→ **Exercise aim**: Give the data a second time, exactly and in full.

→ **Supplied data**:
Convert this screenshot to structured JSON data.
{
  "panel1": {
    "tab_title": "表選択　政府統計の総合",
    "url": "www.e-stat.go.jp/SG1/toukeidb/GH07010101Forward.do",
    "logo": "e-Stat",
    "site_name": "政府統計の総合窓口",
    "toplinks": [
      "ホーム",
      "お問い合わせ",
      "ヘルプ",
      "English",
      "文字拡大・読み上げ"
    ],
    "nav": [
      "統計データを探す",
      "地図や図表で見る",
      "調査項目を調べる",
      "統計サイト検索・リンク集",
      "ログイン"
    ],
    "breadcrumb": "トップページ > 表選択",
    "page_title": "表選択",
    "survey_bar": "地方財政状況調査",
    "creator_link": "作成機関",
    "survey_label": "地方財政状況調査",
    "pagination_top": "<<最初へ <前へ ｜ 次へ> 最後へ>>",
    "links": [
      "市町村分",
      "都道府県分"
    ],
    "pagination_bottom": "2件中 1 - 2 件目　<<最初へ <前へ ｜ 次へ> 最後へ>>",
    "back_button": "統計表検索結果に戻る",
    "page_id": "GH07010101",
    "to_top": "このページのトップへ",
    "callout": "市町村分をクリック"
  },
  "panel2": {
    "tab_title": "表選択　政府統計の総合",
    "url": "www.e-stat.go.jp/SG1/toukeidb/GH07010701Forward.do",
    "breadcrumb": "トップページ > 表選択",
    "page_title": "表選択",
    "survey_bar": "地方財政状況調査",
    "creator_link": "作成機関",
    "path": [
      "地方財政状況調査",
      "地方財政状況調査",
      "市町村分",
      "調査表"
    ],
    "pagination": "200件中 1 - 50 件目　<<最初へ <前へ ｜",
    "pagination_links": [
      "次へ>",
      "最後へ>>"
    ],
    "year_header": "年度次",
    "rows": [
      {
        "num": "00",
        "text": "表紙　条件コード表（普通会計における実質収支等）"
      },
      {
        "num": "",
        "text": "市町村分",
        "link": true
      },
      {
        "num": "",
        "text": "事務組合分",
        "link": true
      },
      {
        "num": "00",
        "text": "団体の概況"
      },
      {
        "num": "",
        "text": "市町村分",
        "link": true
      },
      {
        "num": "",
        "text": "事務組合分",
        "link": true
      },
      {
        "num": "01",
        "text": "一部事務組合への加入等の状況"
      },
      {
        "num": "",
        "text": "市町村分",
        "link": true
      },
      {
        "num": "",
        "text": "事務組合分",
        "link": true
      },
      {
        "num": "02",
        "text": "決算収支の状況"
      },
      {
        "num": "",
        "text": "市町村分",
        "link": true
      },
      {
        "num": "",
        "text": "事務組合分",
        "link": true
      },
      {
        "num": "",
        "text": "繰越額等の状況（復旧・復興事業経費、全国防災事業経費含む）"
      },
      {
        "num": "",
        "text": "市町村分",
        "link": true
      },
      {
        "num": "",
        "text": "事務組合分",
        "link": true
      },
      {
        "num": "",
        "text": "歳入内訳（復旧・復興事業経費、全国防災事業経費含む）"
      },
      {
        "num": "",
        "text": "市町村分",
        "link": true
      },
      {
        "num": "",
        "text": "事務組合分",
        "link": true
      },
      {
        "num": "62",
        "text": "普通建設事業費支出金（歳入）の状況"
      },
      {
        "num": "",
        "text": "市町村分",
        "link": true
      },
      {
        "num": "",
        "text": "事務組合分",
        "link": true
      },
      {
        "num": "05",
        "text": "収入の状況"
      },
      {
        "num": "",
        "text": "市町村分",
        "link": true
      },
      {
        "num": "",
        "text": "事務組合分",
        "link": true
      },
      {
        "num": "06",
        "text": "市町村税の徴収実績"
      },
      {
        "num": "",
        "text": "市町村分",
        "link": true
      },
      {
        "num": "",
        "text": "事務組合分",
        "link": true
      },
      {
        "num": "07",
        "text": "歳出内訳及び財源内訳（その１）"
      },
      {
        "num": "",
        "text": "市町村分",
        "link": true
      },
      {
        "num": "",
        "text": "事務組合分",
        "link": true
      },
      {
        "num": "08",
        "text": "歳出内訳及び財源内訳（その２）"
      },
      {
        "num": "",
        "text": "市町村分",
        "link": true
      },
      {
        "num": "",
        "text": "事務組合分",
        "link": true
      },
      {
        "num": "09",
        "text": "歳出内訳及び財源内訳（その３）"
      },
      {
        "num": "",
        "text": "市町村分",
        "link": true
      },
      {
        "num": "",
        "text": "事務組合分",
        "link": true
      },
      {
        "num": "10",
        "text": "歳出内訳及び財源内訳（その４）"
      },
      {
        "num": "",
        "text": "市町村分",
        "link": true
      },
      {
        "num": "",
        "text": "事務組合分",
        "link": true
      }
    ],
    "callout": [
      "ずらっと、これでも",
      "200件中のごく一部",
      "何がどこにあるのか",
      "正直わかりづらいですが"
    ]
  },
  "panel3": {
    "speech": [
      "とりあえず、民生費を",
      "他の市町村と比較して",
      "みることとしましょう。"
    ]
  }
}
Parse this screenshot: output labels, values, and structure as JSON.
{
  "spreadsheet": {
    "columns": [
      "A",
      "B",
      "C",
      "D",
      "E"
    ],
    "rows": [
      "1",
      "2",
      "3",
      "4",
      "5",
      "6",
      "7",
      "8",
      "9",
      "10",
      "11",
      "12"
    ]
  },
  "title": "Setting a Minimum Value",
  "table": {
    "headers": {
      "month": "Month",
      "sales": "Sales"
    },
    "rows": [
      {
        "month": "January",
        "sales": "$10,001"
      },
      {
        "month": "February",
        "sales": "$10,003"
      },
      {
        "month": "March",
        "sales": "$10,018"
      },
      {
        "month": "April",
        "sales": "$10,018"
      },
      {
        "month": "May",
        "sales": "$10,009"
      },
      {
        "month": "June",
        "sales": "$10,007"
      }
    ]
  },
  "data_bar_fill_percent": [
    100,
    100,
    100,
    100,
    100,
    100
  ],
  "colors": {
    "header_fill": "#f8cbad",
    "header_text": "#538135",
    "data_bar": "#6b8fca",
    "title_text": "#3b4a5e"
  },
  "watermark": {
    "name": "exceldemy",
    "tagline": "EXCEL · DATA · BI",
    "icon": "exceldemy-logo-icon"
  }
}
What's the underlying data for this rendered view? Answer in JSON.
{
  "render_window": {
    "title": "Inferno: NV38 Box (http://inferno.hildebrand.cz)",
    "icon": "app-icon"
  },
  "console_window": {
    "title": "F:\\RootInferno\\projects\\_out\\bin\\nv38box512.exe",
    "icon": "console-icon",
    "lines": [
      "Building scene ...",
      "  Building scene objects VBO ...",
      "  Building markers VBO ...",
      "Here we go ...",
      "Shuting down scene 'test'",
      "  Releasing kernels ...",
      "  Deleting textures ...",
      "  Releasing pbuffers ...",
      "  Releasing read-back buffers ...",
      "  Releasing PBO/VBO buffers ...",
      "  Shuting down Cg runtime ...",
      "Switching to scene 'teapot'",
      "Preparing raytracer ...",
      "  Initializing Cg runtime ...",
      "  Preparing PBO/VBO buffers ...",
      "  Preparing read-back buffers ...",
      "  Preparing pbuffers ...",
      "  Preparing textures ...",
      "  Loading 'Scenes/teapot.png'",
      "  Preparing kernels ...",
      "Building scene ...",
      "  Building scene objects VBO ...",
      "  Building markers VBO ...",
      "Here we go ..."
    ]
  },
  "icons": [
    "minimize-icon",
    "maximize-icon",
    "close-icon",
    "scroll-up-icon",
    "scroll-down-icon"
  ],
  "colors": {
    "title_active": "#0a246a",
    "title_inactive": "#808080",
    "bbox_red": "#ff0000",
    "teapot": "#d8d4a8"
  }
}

→ **Result of the exercise**:
Convert this screenshot to structured JSON data.
{
  "panel1": {
    "tab_title": "表選択　政府統計の総合",
    "url": "www.e-stat.go.jp/SG1/toukeidb/GH07010101Forward.do",
    "logo": "e-Stat",
    "site_name": "政府統計の総合窓口",
    "toplinks": [
      "ホーム",
      "お問い合わせ",
      "ヘルプ",
      "English",
      "文字拡大・読み上げ"
    ],
    "nav": [
      "統計データを探す",
      "地図や図表で見る",
      "調査項目を調べる",
      "統計サイト検索・リンク集",
      "ログイン"
    ],
    "breadcrumb": "トップページ > 表選択",
    "page_title": "表選択",
    "survey_bar": "地方財政状況調査",
    "creator_link": "作成機関",
    "survey_label": "地方財政状況調査",
    "pagination_top": "<<最初へ <前へ ｜ 次へ> 最後へ>>",
    "links": [
      "市町村分",
      "都道府県分"
    ],
    "pagination_bottom": "2件中 1 - 2 件目　<<最初へ <前へ ｜ 次へ> 最後へ>>",
    "back_button": "統計表検索結果に戻る",
    "page_id": "GH07010101",
    "to_top": "このページのトップへ",
    "callout": "市町村分をクリック"
  },
  "panel2": {
    "tab_title": "表選択　政府統計の総合",
    "url": "www.e-stat.go.jp/SG1/toukeidb/GH07010701Forward.do",
    "breadcrumb": "トップページ > 表選択",
    "page_title": "表選択",
    "survey_bar": "地方財政状況調査",
    "creator_link": "作成機関",
    "path": [
      "地方財政状況調査",
      "地方財政状況調査",
      "市町村分",
      "調査表"
    ],
    "pagination": "200件中 1 - 50 件目　<<最初へ <前へ ｜",
    "pagination_links": [
      "次へ>",
      "最後へ>>"
    ],
    "year_header": "年度次",
    "rows": [
      {
        "num": "00",
        "text": "表紙　条件コード表（普通会計における実質収支等）"
      },
      {
        "num": "",
        "text": "市町村分",
        "link": true
      },
      {
        "num": "",
        "text": "事務組合分",
        "link": true
      },
      {
        "num": "00",
        "text": "団体の概況"
      },
      {
        "num": "",
        "text": "市町村分",
        "link": true
      },
      {
        "num": "",
        "text": "事務組合分",
        "link": true
      },
      {
        "num": "01",
        "text": "一部事務組合への加入等の状況"
      },
      {
        "num": "",
        "text": "市町村分",
        "link": true
      },
      {
        "num": "",
        "text": "事務組合分",
        "link": true
      },
      {
        "num": "02",
        "text": "決算収支の状況"
      },
      {
        "num": "",
        "text": "市町村分",
        "link": true
      },
      {
        "num": "",
        "text": "事務組合分",
        "link": true
      },
      {
        "num": "",
        "text": "繰越額等の状況（復旧・復興事業経費、全国防災事業経費含む）"
      },
      {
        "num": "",
        "text": "市町村分",
        "link": true
      },
      {
        "num": "",
        "text": "事務組合分",
        "link": true
      },
      {
        "num": "",
        "text": "歳入内訳（復旧・復興事業経費、全国防災事業経費含む）"
      },
      {
        "num": "",
        "text": "市町村分",
        "link": true
      },
      {
        "num": "",
        "text": "事務組合分",
        "link": true
      },
      {
        "num": "62",
        "text": "普通建設事業費支出金（歳入）の状況"
      },
      {
        "num": "",
        "text": "市町村分",
        "link": true
      },
      {
        "num": "",
        "text": "事務組合分",
        "link": true
      },
      {
        "num": "05",
        "text": "収入の状況"
      },
      {
        "num": "",
        "text": "市町村分",
        "link": true
      },
      {
        "num": "",
        "text": "事務組合分",
        "link": true
      },
      {
        "num": "06",
        "text": "市町村税の徴収実績"
      },
      {
        "num": "",
        "text": "市町村分",
        "link": true
      },
      {
        "num": "",
        "text": "事務組合分",
        "link": true
      },
      {
        "num": "07",
        "text": "歳出内訳及び財源内訳（その１）"
      },
      {
        "num": "",
        "text": "市町村分",
        "link": true
      },
      {
        "num": "",
        "text": "事務組合分",
        "link": true
      },
      {
        "num": "08",
        "text": "歳出内訳及び財源内訳（その２）"
      },
      {
        "num": "",
        "text": "市町村分",
        "link": true
      },
      {
        "num": "",
        "text": "事務組合分",
        "link": true
      },
      {
        "num": "09",
        "text": "歳出内訳及び財源内訳（その３）"
      },
      {
        "num": "",
        "text": "市町村分",
        "link": true
      },
      {
        "num": "",
        "text": "事務組合分",
        "link": true
      },
      {
        "num": "10",
        "text": "歳出内訳及び財源内訳（その４）"
      },
      {
        "num": "",
        "text": "市町村分",
        "link": true
      },
      {
        "num": "",
        "text": "事務組合分",
        "link": true
      }
    ],
    "callout": [
      "ずらっと、これでも",
      "200件中のごく一部",
      "何がどこにあるのか",
      "正直わかりづらいですが"
    ]
  },
  "panel3": {
    "speech": [
      "とりあえず、民生費を",
      "他の市町村と比較して",
      "みることとしましょう。"
    ]
  }
}
Parse this screenshot: output labels, values, and structure as JSON.
{
  "spreadsheet": {
    "columns": [
      "A",
      "B",
      "C",
      "D",
      "E"
    ],
    "rows": [
      "1",
      "2",
      "3",
      "4",
      "5",
      "6",
      "7",
      "8",
      "9",
      "10",
      "11",
      "12"
    ]
  },
  "title": "Setting a Minimum Value",
  "table": {
    "headers": {
      "month": "Month",
      "sales": "Sales"
    },
    "rows": [
      {
        "month": "January",
        "sales": "$10,001"
      },
      {
        "month": "February",
        "sales": "$10,003"
      },
      {
        "month": "March",
        "sales": "$10,018"
      },
      {
        "month": "April",
        "sales": "$10,018"
      },
      {
        "month": "May",
        "sales": "$10,009"
      },
      {
        "month": "June",
        "sales": "$10,007"
      }
    ]
  },
  "data_bar_fill_percent": [
    100,
    100,
    100,
    100,
    100,
    100
  ],
  "colors": {
    "header_fill": "#f8cbad",
    "header_text": "#538135",
    "data_bar": "#6b8fca",
    "title_text": "#3b4a5e"
  },
  "watermark": {
    "name": "exceldemy",
    "tagline": "EXCEL · DATA · BI",
    "icon": "exceldemy-logo-icon"
  }
}
What's the underlying data for this rendered view? Answer in JSON.
{
  "render_window": {
    "title": "Inferno: NV38 Box (http://inferno.hildebrand.cz)",
    "icon": "app-icon"
  },
  "console_window": {
    "title": "F:\\RootInferno\\projects\\_out\\bin\\nv38box512.exe",
    "icon": "console-icon",
    "lines": [
      "Building scene ...",
      "  Building scene objects VBO ...",
      "  Building markers VBO ...",
      "Here we go ...",
      "Shuting down scene 'test'",
      "  Releasing kernels ...",
      "  Deleting textures ...",
      "  Releasing pbuffers ...",
      "  Releasing read-back buffers ...",
      "  Releasing PBO/VBO buffers ...",
      "  Shuting down Cg runtime ...",
      "Switching to scene 'teapot'",
      "Preparing raytracer ...",
      "  Initializing Cg runtime ...",
      "  Preparing PBO/VBO buffers ...",
      "  Preparing read-back buffers ...",
      "  Preparing pbuffers ...",
      "  Preparing textures ...",
      "  Loading 'Scenes/teapot.png'",
      "  Preparing kernels ...",
      "Building scene ...",
      "  Building scene objects VBO ...",
      "  Building markers VBO ...",
      "Here we go ..."
    ]
  },
  "icons": [
    "minimize-icon",
    "maximize-icon",
    "close-icon",
    "scroll-up-icon",
    "scroll-down-icon"
  ],
  "colors": {
    "title_active": "#0a246a",
    "title_inactive": "#808080",
    "bbox_red": "#ff0000",
    "teapot": "#d8d4a8"
  }
}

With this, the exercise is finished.